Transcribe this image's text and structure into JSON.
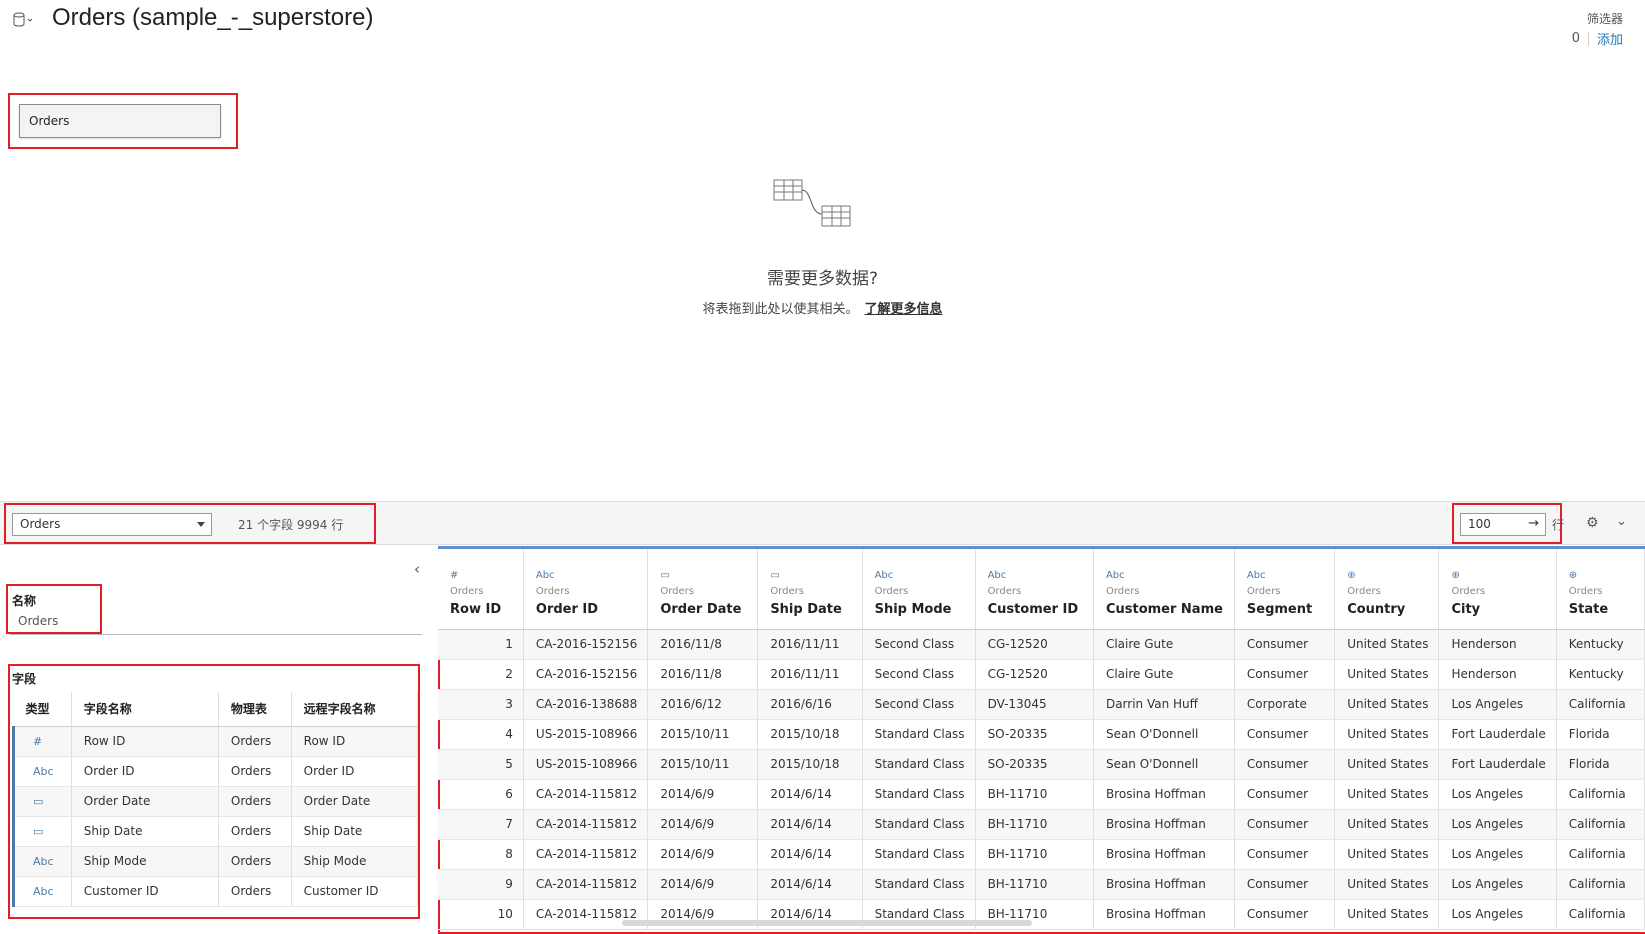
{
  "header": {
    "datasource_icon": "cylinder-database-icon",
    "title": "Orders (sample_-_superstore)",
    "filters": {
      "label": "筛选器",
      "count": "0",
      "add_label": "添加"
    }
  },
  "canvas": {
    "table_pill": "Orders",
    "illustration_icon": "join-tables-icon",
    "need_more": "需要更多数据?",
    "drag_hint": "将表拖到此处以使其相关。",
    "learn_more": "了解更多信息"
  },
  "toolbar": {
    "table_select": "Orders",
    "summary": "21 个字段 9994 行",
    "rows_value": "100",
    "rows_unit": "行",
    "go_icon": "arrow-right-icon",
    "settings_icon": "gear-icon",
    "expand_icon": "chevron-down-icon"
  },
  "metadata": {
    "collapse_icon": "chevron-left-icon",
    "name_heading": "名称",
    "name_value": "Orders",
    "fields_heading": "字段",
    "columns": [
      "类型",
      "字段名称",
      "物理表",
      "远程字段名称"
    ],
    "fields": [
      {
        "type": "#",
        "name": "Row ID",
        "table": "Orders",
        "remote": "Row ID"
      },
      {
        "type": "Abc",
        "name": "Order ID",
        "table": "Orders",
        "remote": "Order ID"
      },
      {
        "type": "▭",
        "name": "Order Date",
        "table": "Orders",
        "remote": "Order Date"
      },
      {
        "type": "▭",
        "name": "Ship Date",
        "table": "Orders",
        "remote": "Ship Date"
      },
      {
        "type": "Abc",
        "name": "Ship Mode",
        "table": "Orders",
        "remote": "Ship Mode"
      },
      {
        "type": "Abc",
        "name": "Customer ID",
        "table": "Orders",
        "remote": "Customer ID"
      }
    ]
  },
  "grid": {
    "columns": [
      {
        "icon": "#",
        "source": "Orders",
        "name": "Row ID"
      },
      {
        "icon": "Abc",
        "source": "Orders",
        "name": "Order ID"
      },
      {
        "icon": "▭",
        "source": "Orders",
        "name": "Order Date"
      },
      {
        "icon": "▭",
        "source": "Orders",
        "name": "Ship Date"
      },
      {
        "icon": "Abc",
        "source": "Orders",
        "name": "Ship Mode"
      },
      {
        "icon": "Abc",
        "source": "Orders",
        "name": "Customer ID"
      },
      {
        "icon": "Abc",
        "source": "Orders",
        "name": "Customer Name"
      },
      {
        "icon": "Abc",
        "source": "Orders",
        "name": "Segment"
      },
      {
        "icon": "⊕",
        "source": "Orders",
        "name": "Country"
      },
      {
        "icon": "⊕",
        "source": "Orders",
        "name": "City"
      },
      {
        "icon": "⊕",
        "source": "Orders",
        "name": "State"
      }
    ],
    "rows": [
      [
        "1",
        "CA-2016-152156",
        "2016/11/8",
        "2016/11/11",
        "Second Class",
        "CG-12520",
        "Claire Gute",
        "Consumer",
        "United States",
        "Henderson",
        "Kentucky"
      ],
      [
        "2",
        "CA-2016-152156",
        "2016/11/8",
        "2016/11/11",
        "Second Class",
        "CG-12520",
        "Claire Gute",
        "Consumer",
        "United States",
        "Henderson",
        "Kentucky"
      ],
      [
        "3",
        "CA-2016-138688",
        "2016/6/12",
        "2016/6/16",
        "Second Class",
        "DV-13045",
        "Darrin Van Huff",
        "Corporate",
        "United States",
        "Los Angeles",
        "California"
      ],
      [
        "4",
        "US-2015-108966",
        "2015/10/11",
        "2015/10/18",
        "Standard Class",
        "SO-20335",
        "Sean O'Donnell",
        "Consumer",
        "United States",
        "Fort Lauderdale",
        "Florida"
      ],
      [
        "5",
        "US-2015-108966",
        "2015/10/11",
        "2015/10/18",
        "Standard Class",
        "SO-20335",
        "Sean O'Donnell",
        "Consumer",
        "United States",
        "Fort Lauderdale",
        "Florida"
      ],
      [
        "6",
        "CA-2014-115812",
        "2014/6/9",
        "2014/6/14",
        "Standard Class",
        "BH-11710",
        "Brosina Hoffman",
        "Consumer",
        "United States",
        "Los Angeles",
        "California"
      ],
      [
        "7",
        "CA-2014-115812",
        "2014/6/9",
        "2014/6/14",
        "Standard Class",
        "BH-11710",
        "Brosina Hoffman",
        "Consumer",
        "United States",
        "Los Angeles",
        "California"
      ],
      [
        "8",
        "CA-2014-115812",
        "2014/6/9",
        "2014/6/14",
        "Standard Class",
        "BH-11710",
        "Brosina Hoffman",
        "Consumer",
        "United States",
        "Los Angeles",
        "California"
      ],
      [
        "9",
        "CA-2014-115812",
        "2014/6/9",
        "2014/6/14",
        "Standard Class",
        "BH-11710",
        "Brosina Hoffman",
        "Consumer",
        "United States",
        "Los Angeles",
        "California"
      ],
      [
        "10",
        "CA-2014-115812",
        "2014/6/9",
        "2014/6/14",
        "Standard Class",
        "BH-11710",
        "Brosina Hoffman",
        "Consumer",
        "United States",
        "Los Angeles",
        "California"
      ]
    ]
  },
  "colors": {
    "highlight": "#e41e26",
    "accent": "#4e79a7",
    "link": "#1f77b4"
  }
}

◆ ◆ ◆ ◆ ◆ ◆ ◆

• _Task statement_: All of the entries need to be transcribed word for word; pictures are left out.

• _Solution for this exercise_:
Transcribe this image's text and structure into JSON.
{
  "header": {
    "datasource_icon": "cylinder-database-icon",
    "title": "Orders (sample_-_superstore)",
    "filters": {
      "label": "筛选器",
      "count": "0",
      "add_label": "添加"
    }
  },
  "canvas": {
    "table_pill": "Orders",
    "illustration_icon": "join-tables-icon",
    "need_more": "需要更多数据?",
    "drag_hint": "将表拖到此处以使其相关。",
    "learn_more": "了解更多信息"
  },
  "toolbar": {
    "table_select": "Orders",
    "summary": "21 个字段 9994 行",
    "rows_value": "100",
    "rows_unit": "行",
    "go_icon": "arrow-right-icon",
    "settings_icon": "gear-icon",
    "expand_icon": "chevron-down-icon"
  },
  "metadata": {
    "collapse_icon": "chevron-left-icon",
    "name_heading": "名称",
    "name_value": "Orders",
    "fields_heading": "字段",
    "columns": [
      "类型",
      "字段名称",
      "物理表",
      "远程字段名称"
    ],
    "fields": [
      {
        "type": "#",
        "name": "Row ID",
        "table": "Orders",
        "remote": "Row ID"
      },
      {
        "type": "Abc",
        "name": "Order ID",
        "table": "Orders",
        "remote": "Order ID"
      },
      {
        "type": "▭",
        "name": "Order Date",
        "table": "Orders",
        "remote": "Order Date"
      },
      {
        "type": "▭",
        "name": "Ship Date",
        "table": "Orders",
        "remote": "Ship Date"
      },
      {
        "type": "Abc",
        "name": "Ship Mode",
        "table": "Orders",
        "remote": "Ship Mode"
      },
      {
        "type": "Abc",
        "name": "Customer ID",
        "table": "Orders",
        "remote": "Customer ID"
      }
    ]
  },
  "grid": {
    "columns": [
      {
        "icon": "#",
        "source": "Orders",
        "name": "Row ID"
      },
      {
        "icon": "Abc",
        "source": "Orders",
        "name": "Order ID"
      },
      {
        "icon": "▭",
        "source": "Orders",
        "name": "Order Date"
      },
      {
        "icon": "▭",
        "source": "Orders",
        "name": "Ship Date"
      },
      {
        "icon": "Abc",
        "source": "Orders",
        "name": "Ship Mode"
      },
      {
        "icon": "Abc",
        "source": "Orders",
        "name": "Customer ID"
      },
      {
        "icon": "Abc",
        "source": "Orders",
        "name": "Customer Name"
      },
      {
        "icon": "Abc",
        "source": "Orders",
        "name": "Segment"
      },
      {
        "icon": "⊕",
        "source": "Orders",
        "name": "Country"
      },
      {
        "icon": "⊕",
        "source": "Orders",
        "name": "City"
      },
      {
        "icon": "⊕",
        "source": "Orders",
        "name": "State"
      }
    ],
    "rows": [
      [
        "1",
        "CA-2016-152156",
        "2016/11/8",
        "2016/11/11",
        "Second Class",
        "CG-12520",
        "Claire Gute",
        "Consumer",
        "United States",
        "Henderson",
        "Kentucky"
      ],
      [
        "2",
        "CA-2016-152156",
        "2016/11/8",
        "2016/11/11",
        "Second Class",
        "CG-12520",
        "Claire Gute",
        "Consumer",
        "United States",
        "Henderson",
        "Kentucky"
      ],
      [
        "3",
        "CA-2016-138688",
        "2016/6/12",
        "2016/6/16",
        "Second Class",
        "DV-13045",
        "Darrin Van Huff",
        "Corporate",
        "United States",
        "Los Angeles",
        "California"
      ],
      [
        "4",
        "US-2015-108966",
        "2015/10/11",
        "2015/10/18",
        "Standard Class",
        "SO-20335",
        "Sean O'Donnell",
        "Consumer",
        "United States",
        "Fort Lauderdale",
        "Florida"
      ],
      [
        "5",
        "US-2015-108966",
        "2015/10/11",
        "2015/10/18",
        "Standard Class",
        "SO-20335",
        "Sean O'Donnell",
        "Consumer",
        "United States",
        "Fort Lauderdale",
        "Florida"
      ],
      [
        "6",
        "CA-2014-115812",
        "2014/6/9",
        "2014/6/14",
        "Standard Class",
        "BH-11710",
        "Brosina Hoffman",
        "Consumer",
        "United States",
        "Los Angeles",
        "California"
      ],
      [
        "7",
        "CA-2014-115812",
        "2014/6/9",
        "2014/6/14",
        "Standard Class",
        "BH-11710",
        "Brosina Hoffman",
        "Consumer",
        "United States",
        "Los Angeles",
        "California"
      ],
      [
        "8",
        "CA-2014-115812",
        "2014/6/9",
        "2014/6/14",
        "Standard Class",
        "BH-11710",
        "Brosina Hoffman",
        "Consumer",
        "United States",
        "Los Angeles",
        "California"
      ],
      [
        "9",
        "CA-2014-115812",
        "2014/6/9",
        "2014/6/14",
        "Standard Class",
        "BH-11710",
        "Brosina Hoffman",
        "Consumer",
        "United States",
        "Los Angeles",
        "California"
      ],
      [
        "10",
        "CA-2014-115812",
        "2014/6/9",
        "2014/6/14",
        "Standard Class",
        "BH-11710",
        "Brosina Hoffman",
        "Consumer",
        "United States",
        "Los Angeles",
        "California"
      ]
    ]
  },
  "colors": {
    "highlight": "#e41e26",
    "accent": "#4e79a7",
    "link": "#1f77b4"
  }
}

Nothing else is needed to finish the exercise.